----- TASK INPUT -----

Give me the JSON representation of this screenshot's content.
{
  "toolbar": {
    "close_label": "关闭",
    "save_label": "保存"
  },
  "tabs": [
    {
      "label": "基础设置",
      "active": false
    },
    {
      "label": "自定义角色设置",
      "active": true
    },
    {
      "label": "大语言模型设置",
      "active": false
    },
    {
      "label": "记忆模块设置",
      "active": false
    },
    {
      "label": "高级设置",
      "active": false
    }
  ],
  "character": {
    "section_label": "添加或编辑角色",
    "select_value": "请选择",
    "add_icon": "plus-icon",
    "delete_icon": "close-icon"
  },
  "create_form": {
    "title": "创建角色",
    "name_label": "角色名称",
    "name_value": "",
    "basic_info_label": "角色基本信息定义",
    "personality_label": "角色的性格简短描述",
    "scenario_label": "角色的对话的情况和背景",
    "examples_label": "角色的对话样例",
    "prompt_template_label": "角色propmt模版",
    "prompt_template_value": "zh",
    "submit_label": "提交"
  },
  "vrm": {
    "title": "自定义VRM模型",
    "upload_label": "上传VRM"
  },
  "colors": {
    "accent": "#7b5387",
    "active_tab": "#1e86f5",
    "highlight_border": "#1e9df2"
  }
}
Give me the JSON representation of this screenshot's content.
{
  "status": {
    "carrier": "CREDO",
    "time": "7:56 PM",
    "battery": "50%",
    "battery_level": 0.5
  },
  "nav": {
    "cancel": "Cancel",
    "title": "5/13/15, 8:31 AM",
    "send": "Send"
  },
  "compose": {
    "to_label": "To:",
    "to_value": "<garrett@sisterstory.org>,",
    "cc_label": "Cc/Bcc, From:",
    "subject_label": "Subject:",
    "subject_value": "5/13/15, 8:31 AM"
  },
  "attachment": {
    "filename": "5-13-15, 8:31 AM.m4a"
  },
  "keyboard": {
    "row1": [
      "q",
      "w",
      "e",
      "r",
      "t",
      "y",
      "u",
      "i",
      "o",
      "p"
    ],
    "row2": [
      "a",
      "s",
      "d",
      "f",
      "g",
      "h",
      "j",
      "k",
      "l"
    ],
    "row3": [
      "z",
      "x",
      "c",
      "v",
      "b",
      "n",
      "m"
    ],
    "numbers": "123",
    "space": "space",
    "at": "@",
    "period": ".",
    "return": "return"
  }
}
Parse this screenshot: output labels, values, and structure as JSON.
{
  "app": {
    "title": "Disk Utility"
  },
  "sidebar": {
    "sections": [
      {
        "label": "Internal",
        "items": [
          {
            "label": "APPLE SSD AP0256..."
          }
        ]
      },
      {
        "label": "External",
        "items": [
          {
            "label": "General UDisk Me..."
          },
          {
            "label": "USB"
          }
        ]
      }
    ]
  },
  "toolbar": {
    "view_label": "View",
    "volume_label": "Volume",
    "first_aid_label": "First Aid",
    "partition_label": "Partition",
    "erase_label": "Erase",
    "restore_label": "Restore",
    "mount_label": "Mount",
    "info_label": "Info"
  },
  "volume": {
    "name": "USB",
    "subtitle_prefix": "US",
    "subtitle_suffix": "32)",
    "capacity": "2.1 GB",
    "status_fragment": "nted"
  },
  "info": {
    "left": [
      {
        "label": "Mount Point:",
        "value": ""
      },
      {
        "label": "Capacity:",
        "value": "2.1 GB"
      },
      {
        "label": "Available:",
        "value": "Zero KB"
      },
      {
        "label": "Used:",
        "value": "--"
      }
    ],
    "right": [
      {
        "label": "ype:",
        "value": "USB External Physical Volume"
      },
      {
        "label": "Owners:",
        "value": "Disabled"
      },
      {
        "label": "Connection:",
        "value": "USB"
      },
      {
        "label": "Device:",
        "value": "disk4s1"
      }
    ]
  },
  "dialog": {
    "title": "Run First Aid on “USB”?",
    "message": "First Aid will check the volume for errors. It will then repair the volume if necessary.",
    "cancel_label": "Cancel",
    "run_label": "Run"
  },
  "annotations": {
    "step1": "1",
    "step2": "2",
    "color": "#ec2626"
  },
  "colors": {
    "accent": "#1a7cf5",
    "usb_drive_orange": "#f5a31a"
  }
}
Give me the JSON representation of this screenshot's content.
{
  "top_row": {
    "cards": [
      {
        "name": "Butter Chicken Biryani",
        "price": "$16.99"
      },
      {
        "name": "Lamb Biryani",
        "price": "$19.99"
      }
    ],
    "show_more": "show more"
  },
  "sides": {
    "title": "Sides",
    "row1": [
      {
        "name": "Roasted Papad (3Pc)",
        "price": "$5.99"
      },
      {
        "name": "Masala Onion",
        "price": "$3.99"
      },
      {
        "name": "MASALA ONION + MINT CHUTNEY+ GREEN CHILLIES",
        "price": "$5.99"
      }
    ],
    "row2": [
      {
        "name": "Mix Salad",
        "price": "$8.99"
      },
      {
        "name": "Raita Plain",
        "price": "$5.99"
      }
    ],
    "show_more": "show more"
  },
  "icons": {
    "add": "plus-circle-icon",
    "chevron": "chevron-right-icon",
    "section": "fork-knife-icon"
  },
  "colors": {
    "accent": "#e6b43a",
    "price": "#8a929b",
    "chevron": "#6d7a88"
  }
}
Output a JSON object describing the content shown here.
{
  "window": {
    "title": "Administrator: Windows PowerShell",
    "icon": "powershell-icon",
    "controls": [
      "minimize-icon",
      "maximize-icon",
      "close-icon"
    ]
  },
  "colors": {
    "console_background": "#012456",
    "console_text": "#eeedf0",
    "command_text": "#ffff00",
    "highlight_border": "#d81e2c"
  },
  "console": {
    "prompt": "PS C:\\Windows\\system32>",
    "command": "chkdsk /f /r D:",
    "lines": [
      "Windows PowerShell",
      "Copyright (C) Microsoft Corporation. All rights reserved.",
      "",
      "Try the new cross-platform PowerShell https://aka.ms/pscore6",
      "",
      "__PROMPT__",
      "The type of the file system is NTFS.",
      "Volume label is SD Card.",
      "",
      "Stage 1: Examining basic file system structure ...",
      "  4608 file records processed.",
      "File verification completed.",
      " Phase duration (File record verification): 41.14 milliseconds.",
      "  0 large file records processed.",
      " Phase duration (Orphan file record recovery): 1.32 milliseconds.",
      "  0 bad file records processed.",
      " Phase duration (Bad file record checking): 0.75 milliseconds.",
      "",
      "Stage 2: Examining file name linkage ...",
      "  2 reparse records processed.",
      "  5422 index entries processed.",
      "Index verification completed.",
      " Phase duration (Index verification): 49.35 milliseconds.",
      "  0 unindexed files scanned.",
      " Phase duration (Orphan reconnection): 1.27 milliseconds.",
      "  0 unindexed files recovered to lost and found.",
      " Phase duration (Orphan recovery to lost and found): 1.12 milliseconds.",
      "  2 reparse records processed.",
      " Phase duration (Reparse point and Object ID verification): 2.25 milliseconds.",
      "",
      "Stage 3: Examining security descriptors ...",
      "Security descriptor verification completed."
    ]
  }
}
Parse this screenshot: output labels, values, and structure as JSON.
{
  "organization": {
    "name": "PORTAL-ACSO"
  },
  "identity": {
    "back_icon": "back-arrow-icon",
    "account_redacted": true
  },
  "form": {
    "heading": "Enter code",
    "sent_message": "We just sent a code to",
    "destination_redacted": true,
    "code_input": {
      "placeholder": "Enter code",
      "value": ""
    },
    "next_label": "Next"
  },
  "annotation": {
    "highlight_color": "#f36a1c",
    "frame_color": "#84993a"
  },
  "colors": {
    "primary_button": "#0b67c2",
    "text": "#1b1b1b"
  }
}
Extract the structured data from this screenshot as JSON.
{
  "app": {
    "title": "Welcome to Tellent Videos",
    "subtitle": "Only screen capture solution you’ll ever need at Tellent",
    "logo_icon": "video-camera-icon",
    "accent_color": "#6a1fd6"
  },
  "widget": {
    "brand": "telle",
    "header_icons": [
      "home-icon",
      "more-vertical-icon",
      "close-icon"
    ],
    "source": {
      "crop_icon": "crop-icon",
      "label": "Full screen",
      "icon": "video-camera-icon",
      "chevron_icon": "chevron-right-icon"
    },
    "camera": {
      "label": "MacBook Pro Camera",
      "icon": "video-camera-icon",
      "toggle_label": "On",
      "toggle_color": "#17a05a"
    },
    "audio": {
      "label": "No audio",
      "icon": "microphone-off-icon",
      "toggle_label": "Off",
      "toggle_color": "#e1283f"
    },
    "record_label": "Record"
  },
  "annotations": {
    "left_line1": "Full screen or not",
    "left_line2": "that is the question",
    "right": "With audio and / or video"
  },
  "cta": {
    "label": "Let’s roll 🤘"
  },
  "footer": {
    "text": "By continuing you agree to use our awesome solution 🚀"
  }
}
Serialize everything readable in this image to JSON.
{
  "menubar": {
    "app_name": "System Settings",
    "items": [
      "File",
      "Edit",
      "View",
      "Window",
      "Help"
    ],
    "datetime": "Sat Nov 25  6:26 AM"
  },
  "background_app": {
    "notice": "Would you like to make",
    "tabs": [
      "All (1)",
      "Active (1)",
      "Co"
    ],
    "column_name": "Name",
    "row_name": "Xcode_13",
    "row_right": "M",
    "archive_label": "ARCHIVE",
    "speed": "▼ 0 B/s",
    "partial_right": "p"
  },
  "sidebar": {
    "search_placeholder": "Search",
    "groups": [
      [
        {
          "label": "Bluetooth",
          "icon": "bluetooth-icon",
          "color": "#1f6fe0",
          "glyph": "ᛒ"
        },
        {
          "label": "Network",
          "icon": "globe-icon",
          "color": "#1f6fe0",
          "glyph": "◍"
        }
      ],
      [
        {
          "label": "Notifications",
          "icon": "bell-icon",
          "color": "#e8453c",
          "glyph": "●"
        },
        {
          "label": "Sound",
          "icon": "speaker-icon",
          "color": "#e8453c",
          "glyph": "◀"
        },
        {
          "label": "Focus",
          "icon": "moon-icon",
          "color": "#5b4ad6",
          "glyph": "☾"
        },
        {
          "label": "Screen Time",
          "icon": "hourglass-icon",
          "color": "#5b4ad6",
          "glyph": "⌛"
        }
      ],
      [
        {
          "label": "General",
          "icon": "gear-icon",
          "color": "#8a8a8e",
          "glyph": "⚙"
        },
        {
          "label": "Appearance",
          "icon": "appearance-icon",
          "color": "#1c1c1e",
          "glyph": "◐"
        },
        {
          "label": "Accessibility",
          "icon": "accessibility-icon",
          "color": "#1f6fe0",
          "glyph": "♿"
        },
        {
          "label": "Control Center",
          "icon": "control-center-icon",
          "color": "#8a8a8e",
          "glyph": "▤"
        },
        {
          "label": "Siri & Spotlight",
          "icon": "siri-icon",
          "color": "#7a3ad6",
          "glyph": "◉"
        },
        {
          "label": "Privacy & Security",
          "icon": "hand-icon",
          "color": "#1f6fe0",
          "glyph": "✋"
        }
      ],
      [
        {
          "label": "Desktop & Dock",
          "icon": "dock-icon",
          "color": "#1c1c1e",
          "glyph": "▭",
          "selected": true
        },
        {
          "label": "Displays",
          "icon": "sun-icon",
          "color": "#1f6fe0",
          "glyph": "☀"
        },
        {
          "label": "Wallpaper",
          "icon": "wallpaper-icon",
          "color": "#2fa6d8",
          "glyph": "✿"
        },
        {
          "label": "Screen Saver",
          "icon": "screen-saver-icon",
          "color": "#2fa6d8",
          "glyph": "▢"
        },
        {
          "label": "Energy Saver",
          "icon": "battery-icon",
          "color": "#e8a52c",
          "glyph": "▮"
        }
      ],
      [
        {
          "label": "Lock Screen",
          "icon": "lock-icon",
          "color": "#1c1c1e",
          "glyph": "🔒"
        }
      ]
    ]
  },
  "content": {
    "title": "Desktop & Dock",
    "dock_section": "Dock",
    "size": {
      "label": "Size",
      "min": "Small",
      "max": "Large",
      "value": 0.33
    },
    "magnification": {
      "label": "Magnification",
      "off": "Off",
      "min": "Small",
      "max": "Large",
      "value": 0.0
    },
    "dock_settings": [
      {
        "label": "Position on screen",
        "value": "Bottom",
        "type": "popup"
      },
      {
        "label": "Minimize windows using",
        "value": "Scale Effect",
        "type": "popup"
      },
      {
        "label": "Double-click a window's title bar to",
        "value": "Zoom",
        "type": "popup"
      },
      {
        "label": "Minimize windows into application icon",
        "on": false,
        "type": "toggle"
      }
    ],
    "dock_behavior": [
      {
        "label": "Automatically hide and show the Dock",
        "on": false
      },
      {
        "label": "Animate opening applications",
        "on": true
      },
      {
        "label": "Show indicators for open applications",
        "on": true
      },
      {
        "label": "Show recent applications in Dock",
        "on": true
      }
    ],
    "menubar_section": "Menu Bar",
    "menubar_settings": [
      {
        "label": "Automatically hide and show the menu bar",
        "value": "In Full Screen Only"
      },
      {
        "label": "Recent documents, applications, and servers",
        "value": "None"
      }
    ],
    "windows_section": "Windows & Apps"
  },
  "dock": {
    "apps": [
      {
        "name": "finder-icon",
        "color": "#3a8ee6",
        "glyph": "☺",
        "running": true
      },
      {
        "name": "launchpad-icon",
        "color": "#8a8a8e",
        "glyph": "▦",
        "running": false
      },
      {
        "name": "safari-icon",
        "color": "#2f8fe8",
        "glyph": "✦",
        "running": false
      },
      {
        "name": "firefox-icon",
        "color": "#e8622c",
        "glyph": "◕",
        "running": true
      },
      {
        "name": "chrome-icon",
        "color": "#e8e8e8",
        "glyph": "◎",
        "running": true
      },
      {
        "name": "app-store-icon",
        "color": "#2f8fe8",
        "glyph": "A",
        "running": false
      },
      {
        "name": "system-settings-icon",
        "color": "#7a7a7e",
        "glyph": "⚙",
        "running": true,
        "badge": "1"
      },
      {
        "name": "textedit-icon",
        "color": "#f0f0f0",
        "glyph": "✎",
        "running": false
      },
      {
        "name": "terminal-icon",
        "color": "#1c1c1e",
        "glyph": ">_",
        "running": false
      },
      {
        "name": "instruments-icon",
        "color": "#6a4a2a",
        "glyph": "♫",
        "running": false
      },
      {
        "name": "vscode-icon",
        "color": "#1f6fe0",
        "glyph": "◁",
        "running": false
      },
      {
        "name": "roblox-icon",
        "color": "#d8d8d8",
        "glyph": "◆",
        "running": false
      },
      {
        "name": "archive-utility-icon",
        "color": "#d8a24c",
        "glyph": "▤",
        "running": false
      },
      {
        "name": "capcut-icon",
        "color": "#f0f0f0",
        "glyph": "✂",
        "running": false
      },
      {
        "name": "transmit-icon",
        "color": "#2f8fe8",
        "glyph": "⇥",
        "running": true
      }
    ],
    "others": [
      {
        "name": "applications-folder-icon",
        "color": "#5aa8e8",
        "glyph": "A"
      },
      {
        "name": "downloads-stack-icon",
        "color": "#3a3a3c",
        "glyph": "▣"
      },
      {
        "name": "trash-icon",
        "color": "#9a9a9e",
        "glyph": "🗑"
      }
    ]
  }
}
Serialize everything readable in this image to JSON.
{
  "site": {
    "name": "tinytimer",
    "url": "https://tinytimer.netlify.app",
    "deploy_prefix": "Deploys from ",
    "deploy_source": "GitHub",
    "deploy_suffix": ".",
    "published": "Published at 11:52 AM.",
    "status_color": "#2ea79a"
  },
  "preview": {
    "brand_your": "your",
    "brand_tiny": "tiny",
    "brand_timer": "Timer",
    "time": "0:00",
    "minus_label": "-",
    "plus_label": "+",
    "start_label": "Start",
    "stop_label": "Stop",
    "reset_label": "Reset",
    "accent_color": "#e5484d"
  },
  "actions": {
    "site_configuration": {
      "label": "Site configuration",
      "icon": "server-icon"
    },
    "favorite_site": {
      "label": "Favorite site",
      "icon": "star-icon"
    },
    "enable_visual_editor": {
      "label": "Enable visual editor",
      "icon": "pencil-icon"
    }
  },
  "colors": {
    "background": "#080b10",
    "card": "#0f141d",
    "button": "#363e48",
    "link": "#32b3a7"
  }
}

-----

AIM: Look over the listing. Pull out every line with the string "Only" in it.

EXERCISE RESPONSE:
    "subtitle": "Only screen capture solution you’ll ever need at Tellent",
        "value": "In Full Screen Only"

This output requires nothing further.